▸ Listed entries
>> Start

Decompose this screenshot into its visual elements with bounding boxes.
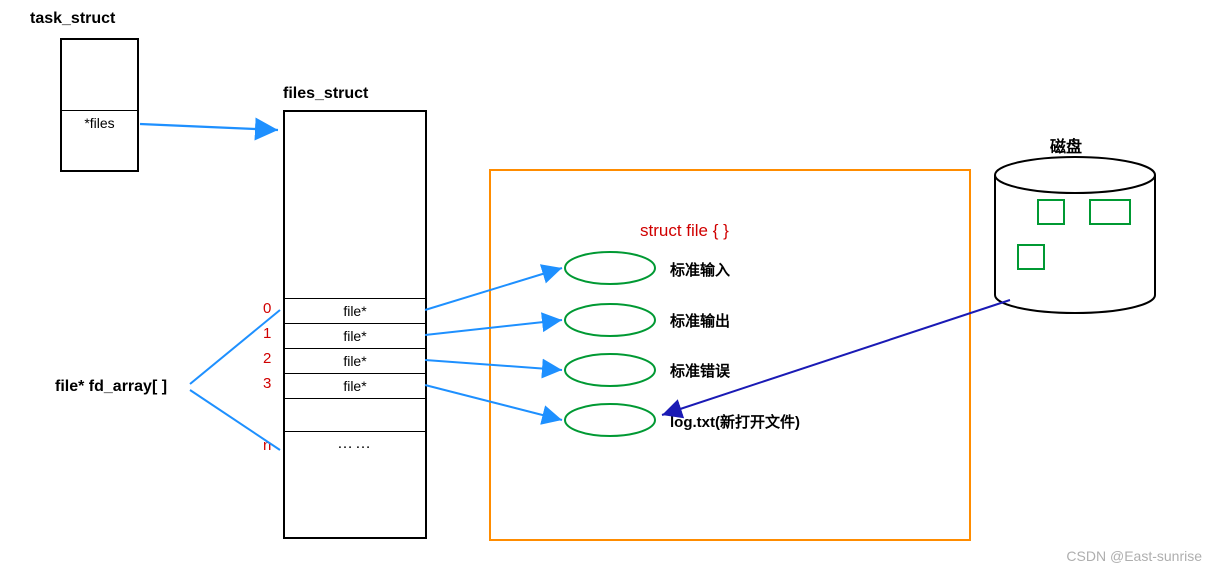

>> End
>> Start

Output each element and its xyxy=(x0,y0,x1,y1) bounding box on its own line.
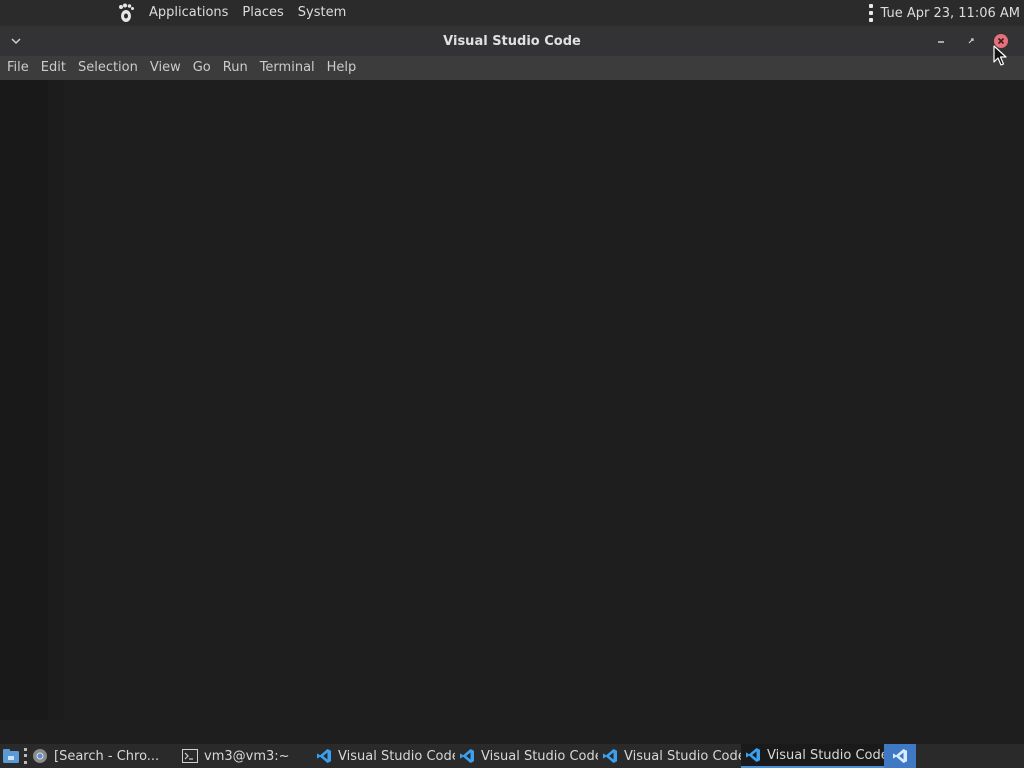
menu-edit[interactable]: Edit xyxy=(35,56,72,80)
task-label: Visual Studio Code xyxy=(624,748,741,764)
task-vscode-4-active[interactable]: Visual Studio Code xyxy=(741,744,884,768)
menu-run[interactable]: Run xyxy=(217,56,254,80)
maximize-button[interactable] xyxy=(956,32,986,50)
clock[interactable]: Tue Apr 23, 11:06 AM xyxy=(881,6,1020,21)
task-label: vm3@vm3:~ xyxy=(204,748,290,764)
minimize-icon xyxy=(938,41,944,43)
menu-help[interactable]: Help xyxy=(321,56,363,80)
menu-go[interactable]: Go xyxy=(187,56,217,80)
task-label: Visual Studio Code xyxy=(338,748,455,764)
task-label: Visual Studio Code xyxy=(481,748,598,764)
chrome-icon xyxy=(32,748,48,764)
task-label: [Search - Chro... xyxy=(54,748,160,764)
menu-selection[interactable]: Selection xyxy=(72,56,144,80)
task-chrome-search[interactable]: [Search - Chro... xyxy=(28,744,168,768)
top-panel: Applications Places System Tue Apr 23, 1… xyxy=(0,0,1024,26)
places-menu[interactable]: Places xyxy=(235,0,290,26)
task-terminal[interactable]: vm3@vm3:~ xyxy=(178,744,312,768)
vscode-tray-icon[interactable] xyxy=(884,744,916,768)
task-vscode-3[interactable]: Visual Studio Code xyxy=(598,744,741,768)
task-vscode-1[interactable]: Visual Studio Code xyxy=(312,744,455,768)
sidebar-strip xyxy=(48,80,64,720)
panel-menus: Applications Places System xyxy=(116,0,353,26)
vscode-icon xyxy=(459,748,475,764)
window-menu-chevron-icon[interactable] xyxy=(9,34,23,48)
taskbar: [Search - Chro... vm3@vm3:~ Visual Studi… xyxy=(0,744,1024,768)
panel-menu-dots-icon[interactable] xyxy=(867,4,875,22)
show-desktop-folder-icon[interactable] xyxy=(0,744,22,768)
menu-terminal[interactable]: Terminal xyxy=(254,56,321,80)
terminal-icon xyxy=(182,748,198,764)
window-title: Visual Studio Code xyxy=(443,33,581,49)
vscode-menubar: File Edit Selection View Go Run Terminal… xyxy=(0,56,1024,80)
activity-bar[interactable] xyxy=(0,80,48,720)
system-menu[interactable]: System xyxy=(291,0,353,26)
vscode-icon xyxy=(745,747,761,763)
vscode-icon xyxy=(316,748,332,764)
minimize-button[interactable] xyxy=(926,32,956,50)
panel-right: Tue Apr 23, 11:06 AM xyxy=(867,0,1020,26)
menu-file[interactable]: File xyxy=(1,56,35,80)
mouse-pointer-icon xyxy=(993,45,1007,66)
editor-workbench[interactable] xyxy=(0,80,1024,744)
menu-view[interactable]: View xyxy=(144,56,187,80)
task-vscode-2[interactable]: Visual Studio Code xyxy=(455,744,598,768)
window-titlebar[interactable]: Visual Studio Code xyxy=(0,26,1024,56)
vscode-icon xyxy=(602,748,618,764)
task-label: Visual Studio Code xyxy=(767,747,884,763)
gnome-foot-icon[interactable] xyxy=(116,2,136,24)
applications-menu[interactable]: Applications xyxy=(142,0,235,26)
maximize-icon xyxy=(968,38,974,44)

>> End
>> Start

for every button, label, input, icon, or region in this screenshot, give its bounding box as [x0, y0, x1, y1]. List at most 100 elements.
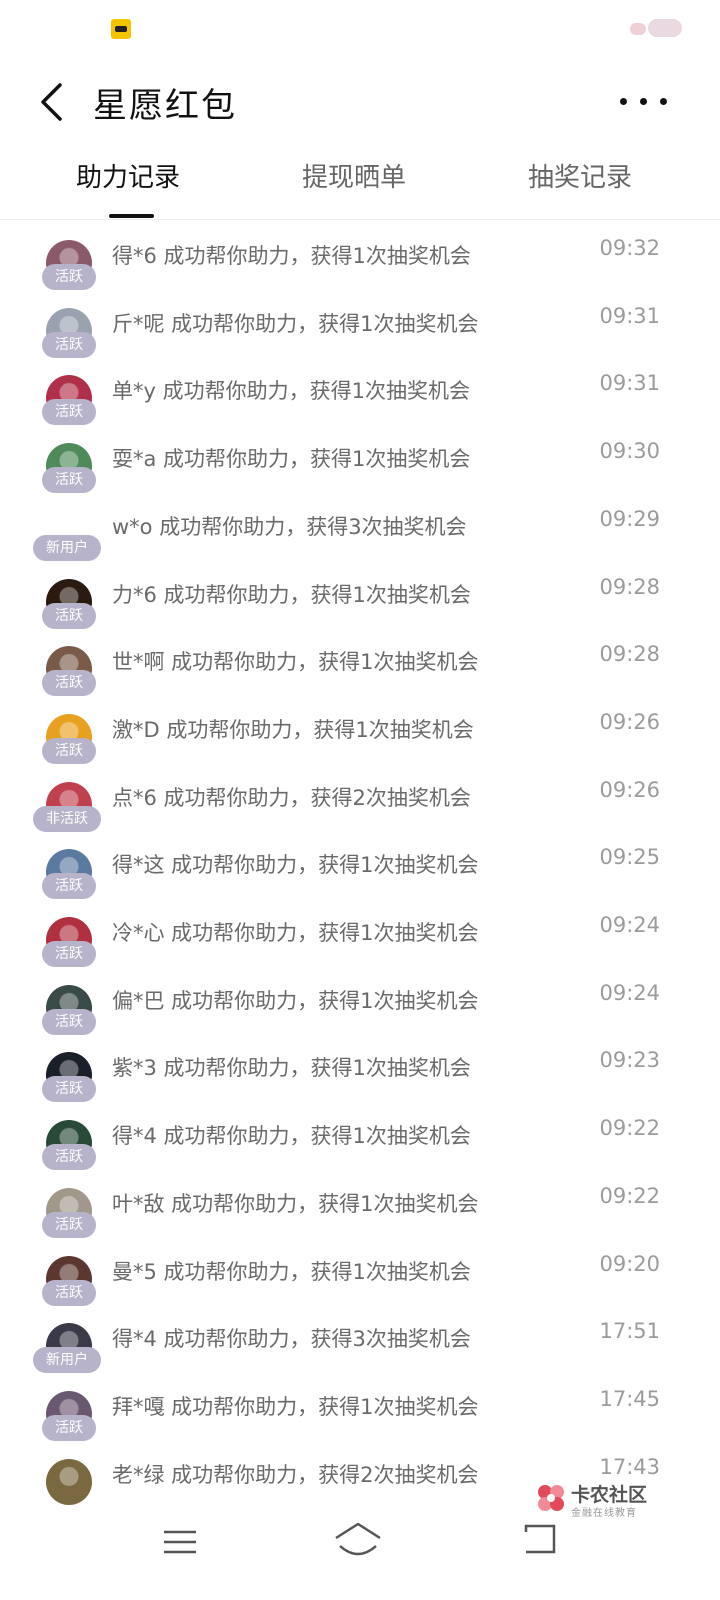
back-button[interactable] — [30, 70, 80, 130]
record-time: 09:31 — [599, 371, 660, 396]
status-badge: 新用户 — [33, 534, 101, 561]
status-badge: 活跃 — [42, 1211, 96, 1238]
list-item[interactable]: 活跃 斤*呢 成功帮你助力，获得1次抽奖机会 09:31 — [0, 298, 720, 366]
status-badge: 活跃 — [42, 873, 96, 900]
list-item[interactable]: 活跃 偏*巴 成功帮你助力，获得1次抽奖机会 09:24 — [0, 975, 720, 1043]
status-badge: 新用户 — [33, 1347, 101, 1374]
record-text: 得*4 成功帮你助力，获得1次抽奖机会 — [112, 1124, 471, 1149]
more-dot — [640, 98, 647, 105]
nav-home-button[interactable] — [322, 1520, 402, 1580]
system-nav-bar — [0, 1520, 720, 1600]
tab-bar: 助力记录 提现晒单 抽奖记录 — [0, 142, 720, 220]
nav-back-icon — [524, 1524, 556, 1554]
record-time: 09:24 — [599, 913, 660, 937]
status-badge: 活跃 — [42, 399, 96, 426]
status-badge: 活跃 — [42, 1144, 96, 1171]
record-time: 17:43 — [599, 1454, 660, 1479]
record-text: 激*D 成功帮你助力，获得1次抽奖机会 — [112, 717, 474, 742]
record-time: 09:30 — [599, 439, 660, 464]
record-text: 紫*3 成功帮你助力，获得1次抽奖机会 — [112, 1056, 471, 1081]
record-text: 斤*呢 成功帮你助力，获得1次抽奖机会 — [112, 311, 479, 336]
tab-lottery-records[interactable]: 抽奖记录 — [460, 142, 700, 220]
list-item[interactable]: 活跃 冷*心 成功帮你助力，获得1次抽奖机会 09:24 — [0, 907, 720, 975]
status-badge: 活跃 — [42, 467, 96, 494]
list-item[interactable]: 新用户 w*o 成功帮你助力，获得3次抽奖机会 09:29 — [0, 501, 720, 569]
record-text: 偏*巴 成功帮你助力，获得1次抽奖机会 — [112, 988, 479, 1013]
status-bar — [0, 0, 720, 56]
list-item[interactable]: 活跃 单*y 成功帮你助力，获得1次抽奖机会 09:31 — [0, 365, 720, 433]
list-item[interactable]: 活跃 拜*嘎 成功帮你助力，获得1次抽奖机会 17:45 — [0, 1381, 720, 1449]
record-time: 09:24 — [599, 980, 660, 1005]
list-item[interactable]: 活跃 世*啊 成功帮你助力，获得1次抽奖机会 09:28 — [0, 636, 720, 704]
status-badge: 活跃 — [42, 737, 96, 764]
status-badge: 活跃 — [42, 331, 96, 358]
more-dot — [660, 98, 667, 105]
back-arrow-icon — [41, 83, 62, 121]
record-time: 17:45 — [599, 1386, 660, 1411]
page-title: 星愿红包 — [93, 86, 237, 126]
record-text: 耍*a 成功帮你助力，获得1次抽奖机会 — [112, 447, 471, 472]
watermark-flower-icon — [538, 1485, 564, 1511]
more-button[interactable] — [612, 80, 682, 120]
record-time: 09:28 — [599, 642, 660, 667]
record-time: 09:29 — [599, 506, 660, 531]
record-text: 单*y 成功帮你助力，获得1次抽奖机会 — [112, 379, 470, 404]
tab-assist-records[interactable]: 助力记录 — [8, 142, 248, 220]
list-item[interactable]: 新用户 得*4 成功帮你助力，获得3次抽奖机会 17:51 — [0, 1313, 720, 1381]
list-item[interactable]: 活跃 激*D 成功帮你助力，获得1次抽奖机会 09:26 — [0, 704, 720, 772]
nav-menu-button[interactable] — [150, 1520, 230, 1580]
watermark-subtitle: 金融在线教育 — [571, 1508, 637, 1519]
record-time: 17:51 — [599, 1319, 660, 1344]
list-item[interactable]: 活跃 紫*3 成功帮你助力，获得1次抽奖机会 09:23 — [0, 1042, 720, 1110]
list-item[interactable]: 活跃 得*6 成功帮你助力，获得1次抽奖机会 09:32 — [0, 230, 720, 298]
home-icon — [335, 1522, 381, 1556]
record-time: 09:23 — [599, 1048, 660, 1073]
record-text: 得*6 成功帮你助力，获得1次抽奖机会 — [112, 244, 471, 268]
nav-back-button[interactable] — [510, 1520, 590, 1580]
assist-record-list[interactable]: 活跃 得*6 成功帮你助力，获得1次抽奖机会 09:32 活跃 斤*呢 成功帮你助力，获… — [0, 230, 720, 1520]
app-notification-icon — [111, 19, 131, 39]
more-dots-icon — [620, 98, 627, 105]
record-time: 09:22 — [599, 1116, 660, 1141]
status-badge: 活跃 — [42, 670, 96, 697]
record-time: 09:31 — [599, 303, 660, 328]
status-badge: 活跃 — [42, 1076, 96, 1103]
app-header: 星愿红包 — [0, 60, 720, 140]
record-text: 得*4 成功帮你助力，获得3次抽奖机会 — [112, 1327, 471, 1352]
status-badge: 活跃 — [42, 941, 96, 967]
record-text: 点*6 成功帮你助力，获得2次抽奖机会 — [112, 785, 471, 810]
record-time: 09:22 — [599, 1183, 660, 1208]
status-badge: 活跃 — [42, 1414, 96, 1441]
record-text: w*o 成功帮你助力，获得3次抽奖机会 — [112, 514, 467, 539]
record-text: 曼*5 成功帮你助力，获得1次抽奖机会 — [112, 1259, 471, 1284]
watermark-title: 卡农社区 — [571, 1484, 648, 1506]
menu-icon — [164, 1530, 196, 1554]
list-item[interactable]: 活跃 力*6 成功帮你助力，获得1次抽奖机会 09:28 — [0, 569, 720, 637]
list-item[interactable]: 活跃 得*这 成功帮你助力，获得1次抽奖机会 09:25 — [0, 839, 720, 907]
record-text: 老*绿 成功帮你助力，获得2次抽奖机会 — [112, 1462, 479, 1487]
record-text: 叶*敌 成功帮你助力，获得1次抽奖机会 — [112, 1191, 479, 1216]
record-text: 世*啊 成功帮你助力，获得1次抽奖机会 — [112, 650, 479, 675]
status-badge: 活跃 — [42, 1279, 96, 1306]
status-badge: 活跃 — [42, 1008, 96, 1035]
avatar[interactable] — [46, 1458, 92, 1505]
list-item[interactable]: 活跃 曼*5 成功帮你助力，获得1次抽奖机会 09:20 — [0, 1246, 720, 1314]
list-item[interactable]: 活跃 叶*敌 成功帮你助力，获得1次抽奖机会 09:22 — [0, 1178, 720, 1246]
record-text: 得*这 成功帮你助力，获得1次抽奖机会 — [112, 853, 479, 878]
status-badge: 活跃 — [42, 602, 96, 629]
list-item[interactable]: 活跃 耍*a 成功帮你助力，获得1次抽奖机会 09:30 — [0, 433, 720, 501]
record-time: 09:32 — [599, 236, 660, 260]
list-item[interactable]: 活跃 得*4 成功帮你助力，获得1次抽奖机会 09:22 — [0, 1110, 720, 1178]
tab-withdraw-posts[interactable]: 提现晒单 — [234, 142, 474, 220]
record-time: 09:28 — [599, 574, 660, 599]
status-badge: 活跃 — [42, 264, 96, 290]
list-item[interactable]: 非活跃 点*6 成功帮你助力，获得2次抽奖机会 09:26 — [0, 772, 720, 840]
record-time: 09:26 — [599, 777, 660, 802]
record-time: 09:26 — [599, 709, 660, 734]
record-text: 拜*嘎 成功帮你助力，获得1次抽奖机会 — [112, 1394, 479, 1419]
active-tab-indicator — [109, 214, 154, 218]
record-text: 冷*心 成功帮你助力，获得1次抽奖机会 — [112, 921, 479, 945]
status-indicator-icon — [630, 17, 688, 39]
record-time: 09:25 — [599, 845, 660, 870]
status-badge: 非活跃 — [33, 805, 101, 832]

>> End

▸ Problem to work on
Begin at the line that has "for every button, label, input, icon, or" and stop after the line that has "list-item[interactable]: 活跃 冷*心". Write out those lines again with "record-time" changed to "entry-time" throughout, keep everything else the same, and leave the picture out.

▸ Solved exercise
for every button, label, input, icon, or region in this screenshot, give its bounding box as [x0, y0, x1, y1]. List at most 100 elements.
back-button[interactable] — [30, 70, 80, 130]
entry-time: 09:31 — [599, 371, 660, 396]
status-badge: 新用户 — [33, 534, 101, 561]
status-badge: 活跃 — [42, 1211, 96, 1238]
list-item[interactable]: 活跃 斤*呢 成功帮你助力，获得1次抽奖机会 09:31 — [0, 298, 720, 366]
status-badge: 活跃 — [42, 873, 96, 900]
list-item[interactable]: 活跃 偏*巴 成功帮你助力，获得1次抽奖机会 09:24 — [0, 975, 720, 1043]
status-badge: 新用户 — [33, 1347, 101, 1374]
record-text: 得*4 成功帮你助力，获得1次抽奖机会 — [112, 1124, 471, 1149]
more-dot — [640, 98, 647, 105]
nav-home-button[interactable] — [322, 1520, 402, 1580]
system-nav-bar — [0, 1520, 720, 1600]
tab-bar: 助力记录 提现晒单 抽奖记录 — [0, 142, 720, 220]
nav-back-icon — [524, 1524, 556, 1554]
entry-time: 09:24 — [599, 913, 660, 937]
status-badge: 活跃 — [42, 399, 96, 426]
status-badge: 活跃 — [42, 1144, 96, 1171]
entry-time: 17:43 — [599, 1454, 660, 1479]
record-text: 激*D 成功帮你助力，获得1次抽奖机会 — [112, 717, 474, 742]
entry-time: 09:30 — [599, 439, 660, 464]
record-text: 紫*3 成功帮你助力，获得1次抽奖机会 — [112, 1056, 471, 1081]
record-text: 斤*呢 成功帮你助力，获得1次抽奖机会 — [112, 311, 479, 336]
tab-lottery-records[interactable]: 抽奖记录 — [460, 142, 700, 220]
list-item[interactable]: 活跃 冷*心 成功帮你助力，获得1次抽奖机会 09:24 — [0, 907, 720, 975]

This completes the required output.